-- Exercise objective --
With the pictures omitted, write out the entries that follow exactly as they stand.

-- Data to process --
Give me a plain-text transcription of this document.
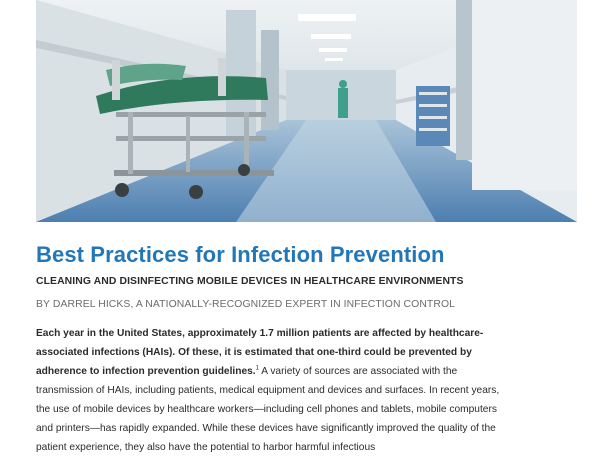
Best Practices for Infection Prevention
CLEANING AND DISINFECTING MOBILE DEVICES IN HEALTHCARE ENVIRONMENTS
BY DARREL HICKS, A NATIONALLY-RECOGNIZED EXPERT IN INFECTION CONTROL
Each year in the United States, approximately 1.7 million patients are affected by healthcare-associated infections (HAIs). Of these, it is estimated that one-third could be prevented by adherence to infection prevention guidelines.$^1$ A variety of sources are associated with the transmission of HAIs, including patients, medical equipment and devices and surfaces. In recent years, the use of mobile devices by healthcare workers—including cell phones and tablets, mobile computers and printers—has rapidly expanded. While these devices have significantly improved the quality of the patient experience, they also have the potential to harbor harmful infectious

-- Exercise solution --
Give me a plain-text transcription of this document.
Best Practices for Infection Prevention
CLEANING AND DISINFECTING MOBILE DEVICES IN HEALTHCARE ENVIRONMENTS
BY DARREL HICKS, A NATIONALLY-RECOGNIZED EXPERT IN INFECTION CONTROL
Each year in the United States, approximately 1.7 million patients are affected by healthcare-associated infections (HAIs). Of these, it is estimated that one-third could be prevented by adherence to infection prevention guidelines.$^1$ A variety of sources are associated with the transmission of HAIs, including patients, medical equipment and devices and surfaces. In recent years, the use of mobile devices by healthcare workers—including cell phones and tablets, mobile computers and printers—has rapidly expanded. While these devices have significantly improved the quality of the patient experience, they also have the potential to harbor harmful infectious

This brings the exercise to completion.